▸ **Short exercise**: Count the lines that hold the string "subtitle". Reply with the number alone.

▸ **Given data**:
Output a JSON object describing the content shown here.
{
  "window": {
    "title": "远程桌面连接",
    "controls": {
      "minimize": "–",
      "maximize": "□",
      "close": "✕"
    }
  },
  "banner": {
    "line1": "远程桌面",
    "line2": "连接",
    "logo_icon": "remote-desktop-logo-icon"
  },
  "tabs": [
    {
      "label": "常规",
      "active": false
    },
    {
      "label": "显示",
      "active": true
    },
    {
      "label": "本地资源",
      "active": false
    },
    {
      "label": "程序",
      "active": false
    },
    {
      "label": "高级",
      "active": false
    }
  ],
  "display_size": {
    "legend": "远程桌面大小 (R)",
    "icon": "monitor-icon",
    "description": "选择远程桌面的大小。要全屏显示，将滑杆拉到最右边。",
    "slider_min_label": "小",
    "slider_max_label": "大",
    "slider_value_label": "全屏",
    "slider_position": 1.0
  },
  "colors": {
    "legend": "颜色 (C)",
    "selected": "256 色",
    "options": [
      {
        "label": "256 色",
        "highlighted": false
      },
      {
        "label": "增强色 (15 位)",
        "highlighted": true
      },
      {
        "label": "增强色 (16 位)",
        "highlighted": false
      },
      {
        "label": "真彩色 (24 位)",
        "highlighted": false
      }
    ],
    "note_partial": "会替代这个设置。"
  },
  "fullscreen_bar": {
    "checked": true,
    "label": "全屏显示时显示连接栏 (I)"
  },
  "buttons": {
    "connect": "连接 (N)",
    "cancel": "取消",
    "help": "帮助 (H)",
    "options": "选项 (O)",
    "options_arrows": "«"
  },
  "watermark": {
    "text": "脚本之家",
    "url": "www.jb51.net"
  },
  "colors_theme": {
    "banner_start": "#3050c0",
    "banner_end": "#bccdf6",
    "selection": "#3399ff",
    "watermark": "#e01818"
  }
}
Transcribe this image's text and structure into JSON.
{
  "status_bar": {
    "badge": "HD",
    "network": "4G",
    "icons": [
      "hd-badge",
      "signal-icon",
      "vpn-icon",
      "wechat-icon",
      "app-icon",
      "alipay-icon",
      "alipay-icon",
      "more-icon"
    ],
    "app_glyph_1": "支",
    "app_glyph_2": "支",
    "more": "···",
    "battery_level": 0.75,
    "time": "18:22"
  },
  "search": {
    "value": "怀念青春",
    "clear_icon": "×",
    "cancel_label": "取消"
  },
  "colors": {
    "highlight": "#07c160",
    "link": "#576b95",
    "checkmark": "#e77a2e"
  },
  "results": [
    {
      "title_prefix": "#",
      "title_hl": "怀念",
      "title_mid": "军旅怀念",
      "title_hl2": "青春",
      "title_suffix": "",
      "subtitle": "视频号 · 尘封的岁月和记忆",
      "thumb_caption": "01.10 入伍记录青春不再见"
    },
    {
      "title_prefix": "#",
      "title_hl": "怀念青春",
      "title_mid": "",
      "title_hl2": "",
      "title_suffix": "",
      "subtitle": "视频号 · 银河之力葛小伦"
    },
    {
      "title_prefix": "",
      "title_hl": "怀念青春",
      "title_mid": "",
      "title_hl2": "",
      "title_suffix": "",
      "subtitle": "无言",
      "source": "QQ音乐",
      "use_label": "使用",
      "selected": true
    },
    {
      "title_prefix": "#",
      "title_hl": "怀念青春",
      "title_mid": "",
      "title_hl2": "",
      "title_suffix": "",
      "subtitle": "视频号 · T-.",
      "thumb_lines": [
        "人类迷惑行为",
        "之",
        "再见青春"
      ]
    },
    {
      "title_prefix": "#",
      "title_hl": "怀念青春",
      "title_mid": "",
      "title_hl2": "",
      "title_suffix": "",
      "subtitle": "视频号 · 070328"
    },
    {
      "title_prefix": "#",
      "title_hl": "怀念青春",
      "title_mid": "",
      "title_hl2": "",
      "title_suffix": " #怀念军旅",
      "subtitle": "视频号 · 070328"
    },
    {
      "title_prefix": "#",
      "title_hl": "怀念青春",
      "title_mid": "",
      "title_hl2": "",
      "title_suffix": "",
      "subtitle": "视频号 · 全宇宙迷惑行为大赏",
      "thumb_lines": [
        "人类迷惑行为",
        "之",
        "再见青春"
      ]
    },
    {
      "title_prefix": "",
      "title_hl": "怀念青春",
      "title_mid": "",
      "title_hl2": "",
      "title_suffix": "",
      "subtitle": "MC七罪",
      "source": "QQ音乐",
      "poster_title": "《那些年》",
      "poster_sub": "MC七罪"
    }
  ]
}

▸ **Final result**: 8